(Records from a dataset)
+ + + + + + +

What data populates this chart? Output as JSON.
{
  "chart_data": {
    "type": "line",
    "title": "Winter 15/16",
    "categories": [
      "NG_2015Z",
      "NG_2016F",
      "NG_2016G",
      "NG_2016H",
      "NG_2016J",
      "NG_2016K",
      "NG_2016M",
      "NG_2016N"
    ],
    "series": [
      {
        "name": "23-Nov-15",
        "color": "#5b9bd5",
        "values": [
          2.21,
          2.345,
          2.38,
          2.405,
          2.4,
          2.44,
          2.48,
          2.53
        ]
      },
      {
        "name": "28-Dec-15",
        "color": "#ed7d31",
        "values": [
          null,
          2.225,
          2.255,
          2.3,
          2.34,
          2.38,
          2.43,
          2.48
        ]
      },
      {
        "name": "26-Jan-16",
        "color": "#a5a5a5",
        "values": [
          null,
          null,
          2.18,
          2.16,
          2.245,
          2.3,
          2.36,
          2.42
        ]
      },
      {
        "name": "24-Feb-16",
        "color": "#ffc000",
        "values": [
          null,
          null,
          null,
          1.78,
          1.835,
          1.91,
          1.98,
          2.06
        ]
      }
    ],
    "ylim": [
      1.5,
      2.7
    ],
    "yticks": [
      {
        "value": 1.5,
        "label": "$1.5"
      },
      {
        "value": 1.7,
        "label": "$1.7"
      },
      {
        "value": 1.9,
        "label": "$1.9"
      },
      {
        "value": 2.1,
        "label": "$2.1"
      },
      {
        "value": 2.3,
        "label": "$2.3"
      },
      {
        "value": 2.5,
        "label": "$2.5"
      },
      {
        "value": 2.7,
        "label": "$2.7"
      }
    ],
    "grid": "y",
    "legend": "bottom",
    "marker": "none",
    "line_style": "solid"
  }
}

+ + + + + + +

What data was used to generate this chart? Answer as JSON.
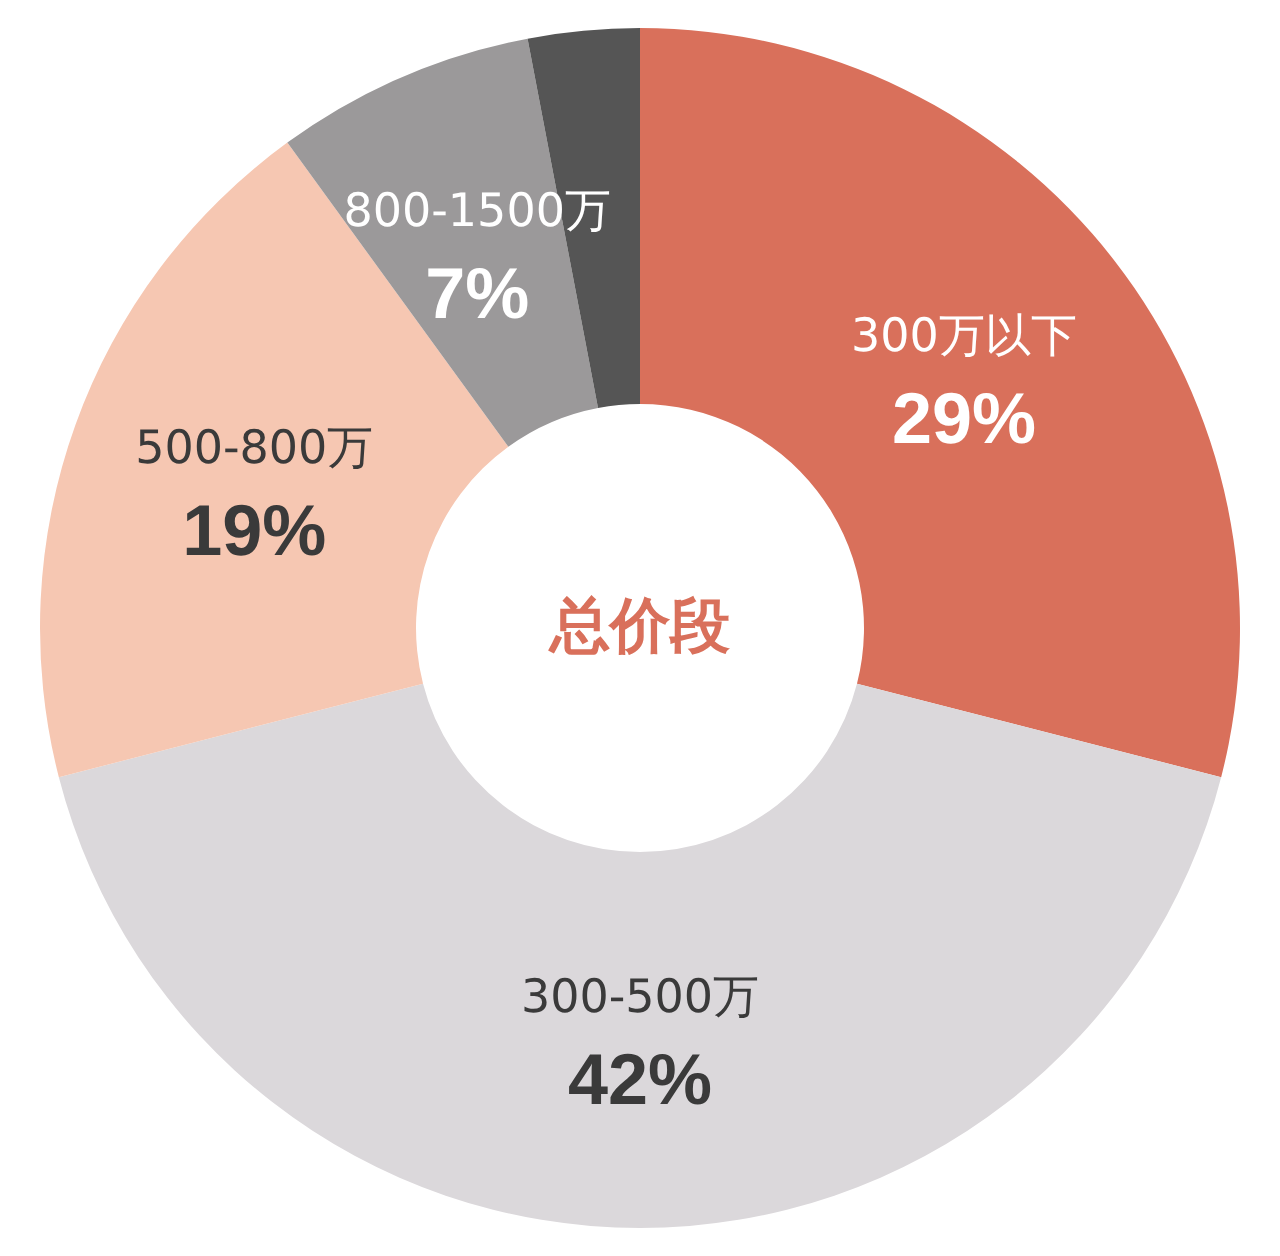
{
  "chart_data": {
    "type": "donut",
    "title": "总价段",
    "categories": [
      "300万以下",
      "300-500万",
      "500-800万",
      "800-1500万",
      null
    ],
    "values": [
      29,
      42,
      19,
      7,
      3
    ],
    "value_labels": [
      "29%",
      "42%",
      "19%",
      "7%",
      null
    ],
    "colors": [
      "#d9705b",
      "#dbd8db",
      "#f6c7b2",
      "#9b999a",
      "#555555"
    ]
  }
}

+ + + + + + +

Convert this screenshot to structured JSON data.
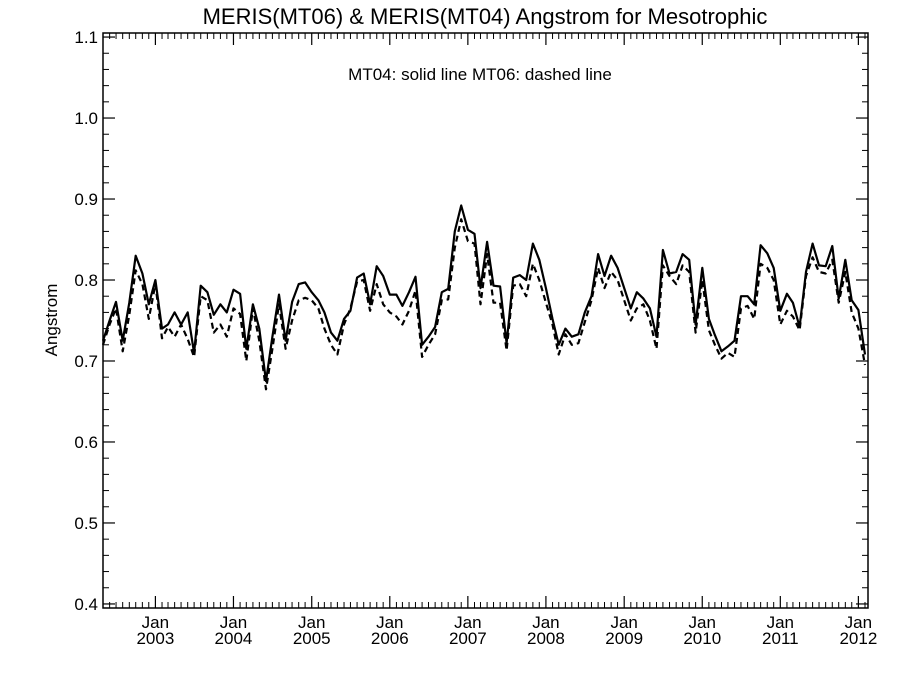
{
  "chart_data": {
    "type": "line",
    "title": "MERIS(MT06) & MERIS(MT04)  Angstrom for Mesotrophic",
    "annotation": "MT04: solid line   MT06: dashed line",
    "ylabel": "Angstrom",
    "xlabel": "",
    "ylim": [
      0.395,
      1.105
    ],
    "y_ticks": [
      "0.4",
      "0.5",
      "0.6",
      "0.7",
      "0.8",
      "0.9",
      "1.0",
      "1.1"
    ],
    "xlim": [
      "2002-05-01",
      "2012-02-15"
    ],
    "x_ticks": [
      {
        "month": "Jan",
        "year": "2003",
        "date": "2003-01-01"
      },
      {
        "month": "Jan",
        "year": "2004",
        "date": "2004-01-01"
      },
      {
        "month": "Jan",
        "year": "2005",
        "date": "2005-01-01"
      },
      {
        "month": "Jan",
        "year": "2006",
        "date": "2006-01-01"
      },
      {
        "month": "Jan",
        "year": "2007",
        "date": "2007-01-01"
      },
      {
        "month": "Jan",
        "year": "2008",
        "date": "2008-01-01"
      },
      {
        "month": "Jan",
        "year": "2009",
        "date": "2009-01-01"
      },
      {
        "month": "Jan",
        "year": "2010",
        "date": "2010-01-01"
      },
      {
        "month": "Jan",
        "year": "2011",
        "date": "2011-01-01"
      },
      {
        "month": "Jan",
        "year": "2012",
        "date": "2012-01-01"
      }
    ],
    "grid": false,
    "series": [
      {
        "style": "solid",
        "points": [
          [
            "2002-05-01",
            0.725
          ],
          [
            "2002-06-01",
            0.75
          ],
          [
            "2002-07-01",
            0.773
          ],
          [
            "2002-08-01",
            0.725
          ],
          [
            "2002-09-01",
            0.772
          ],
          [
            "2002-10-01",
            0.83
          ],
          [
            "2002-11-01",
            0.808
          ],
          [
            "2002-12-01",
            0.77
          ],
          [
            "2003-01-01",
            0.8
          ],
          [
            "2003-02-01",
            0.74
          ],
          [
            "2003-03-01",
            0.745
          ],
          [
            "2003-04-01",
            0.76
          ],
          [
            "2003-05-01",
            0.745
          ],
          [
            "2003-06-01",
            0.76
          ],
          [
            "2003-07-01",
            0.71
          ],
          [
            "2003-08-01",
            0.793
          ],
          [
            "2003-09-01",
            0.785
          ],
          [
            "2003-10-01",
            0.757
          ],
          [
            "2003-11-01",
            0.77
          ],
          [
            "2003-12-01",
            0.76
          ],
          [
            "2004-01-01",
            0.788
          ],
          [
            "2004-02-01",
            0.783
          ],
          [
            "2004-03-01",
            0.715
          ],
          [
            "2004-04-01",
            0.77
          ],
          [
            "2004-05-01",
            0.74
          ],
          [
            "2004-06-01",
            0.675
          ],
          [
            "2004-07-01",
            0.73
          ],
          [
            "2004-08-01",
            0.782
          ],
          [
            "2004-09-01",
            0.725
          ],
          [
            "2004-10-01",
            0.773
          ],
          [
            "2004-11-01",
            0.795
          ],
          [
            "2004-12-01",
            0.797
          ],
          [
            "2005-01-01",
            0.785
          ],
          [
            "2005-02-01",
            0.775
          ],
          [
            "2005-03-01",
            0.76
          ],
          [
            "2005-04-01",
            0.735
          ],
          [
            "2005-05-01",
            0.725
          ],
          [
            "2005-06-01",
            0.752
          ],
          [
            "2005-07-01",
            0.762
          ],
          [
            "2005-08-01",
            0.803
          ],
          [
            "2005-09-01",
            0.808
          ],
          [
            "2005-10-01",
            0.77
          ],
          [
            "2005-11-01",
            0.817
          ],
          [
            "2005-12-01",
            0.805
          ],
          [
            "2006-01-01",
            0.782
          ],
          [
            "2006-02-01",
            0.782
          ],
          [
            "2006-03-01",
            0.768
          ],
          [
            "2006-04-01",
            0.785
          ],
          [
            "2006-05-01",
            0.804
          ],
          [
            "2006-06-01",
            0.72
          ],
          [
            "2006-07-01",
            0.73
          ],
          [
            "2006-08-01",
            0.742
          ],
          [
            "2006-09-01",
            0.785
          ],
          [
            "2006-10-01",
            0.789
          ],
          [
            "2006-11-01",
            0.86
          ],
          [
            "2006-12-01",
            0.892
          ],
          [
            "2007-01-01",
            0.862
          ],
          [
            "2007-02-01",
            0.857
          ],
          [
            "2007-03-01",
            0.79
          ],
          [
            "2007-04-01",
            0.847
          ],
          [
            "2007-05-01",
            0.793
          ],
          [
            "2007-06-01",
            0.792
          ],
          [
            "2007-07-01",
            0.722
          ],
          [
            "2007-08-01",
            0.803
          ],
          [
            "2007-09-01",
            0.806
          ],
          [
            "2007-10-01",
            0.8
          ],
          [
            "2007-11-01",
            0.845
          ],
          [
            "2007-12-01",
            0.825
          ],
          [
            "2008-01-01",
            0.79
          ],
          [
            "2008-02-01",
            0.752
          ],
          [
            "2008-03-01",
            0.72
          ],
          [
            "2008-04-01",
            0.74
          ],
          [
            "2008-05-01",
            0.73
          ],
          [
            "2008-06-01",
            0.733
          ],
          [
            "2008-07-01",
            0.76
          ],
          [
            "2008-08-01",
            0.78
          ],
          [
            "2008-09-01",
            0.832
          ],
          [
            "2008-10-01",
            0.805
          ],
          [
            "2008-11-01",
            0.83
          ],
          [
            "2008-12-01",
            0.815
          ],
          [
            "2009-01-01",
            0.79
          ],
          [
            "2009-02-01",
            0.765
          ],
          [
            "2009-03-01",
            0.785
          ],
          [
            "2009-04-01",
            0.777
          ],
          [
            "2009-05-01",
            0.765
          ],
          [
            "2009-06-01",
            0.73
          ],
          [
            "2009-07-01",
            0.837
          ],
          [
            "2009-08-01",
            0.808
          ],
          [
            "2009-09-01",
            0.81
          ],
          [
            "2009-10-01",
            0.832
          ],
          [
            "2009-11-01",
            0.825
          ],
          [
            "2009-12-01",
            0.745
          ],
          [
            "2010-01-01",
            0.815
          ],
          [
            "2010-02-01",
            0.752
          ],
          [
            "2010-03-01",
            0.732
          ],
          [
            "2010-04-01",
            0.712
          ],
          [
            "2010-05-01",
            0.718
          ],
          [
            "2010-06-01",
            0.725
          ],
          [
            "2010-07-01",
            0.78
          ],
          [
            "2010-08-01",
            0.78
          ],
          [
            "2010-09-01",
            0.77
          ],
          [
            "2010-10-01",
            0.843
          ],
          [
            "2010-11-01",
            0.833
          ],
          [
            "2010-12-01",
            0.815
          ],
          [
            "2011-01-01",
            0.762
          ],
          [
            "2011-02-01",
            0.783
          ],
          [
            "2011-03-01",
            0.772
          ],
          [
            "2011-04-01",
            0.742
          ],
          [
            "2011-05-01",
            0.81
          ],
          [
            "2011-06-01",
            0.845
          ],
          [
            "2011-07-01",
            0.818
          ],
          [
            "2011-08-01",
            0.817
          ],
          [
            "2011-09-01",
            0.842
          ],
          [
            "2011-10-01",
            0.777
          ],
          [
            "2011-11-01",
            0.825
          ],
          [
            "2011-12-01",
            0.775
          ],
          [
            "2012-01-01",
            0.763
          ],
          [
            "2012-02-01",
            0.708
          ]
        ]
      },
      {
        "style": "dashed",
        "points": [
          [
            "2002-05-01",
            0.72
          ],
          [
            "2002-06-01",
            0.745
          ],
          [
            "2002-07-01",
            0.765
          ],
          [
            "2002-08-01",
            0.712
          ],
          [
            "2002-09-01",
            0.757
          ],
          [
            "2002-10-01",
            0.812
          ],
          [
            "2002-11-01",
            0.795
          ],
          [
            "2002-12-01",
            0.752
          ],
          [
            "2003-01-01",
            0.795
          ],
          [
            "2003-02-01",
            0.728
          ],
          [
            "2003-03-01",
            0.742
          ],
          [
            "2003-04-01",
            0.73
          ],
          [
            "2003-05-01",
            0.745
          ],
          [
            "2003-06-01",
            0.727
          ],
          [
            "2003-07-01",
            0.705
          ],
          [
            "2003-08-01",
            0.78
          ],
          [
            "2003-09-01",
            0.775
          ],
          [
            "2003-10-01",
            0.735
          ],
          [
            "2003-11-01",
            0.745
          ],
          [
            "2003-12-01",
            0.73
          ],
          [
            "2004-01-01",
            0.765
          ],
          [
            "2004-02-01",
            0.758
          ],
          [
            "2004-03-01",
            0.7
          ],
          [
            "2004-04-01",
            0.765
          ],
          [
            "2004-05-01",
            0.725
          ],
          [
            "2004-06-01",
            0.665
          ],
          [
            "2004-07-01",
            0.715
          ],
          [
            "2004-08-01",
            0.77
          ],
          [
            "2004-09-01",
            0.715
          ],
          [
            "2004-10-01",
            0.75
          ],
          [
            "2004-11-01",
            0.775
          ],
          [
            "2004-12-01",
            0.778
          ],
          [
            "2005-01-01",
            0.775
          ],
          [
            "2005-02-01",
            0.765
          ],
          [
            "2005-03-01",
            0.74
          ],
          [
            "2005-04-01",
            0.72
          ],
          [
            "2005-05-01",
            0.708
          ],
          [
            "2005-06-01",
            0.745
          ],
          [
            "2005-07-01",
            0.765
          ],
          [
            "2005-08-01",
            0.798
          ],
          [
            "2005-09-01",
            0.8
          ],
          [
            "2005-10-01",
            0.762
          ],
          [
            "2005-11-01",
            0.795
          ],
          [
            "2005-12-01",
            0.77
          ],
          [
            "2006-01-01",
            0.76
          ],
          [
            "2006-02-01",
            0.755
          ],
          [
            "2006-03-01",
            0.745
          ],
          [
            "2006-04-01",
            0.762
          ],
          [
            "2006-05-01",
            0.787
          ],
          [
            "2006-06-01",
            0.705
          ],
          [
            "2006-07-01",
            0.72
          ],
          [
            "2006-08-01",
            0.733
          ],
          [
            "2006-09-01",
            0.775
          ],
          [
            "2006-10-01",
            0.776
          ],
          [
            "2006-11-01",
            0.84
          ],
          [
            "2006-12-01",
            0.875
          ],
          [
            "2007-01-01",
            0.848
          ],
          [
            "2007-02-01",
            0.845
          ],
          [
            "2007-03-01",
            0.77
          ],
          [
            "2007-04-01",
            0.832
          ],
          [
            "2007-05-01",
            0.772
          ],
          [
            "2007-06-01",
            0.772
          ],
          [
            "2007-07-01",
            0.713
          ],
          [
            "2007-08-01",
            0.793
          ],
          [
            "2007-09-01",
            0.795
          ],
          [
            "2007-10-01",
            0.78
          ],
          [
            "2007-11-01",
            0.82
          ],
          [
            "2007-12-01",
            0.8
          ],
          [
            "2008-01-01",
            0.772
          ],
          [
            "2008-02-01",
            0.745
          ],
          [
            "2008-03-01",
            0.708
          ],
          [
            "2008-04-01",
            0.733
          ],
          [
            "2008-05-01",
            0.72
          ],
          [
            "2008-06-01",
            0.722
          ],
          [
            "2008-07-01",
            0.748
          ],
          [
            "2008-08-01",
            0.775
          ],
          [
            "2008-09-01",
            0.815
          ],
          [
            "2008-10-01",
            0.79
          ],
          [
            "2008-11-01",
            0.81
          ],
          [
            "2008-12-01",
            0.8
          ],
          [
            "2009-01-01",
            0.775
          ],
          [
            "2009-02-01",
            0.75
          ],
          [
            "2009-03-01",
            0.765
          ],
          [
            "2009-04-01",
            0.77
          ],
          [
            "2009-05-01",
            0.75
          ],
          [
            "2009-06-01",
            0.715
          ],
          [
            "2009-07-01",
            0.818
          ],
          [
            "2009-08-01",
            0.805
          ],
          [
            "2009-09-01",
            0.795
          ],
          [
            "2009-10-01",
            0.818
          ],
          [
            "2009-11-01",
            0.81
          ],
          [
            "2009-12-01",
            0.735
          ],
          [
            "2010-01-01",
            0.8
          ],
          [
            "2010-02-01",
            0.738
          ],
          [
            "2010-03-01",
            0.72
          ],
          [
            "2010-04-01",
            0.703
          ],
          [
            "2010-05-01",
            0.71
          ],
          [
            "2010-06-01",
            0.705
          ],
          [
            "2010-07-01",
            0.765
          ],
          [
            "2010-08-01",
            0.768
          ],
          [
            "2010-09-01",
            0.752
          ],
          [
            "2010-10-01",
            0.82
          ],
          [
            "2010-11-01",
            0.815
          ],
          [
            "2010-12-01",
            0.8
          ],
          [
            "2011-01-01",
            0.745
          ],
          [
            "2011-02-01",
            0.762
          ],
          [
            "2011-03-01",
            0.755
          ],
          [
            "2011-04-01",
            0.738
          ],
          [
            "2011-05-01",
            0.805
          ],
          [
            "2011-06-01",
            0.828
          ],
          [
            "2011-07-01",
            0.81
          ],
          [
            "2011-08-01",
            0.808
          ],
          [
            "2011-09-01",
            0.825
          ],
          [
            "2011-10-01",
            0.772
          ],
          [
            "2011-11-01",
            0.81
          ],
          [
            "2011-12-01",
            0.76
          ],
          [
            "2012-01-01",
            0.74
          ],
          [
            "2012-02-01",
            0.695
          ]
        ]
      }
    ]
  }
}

+ + + + + + +

Directions for this task >>
Which lines contain "What"? Show each of them.

Task solution >>
What data populates this chart? Output as JSON.
What data was used to generate this chart? Answer as JSON.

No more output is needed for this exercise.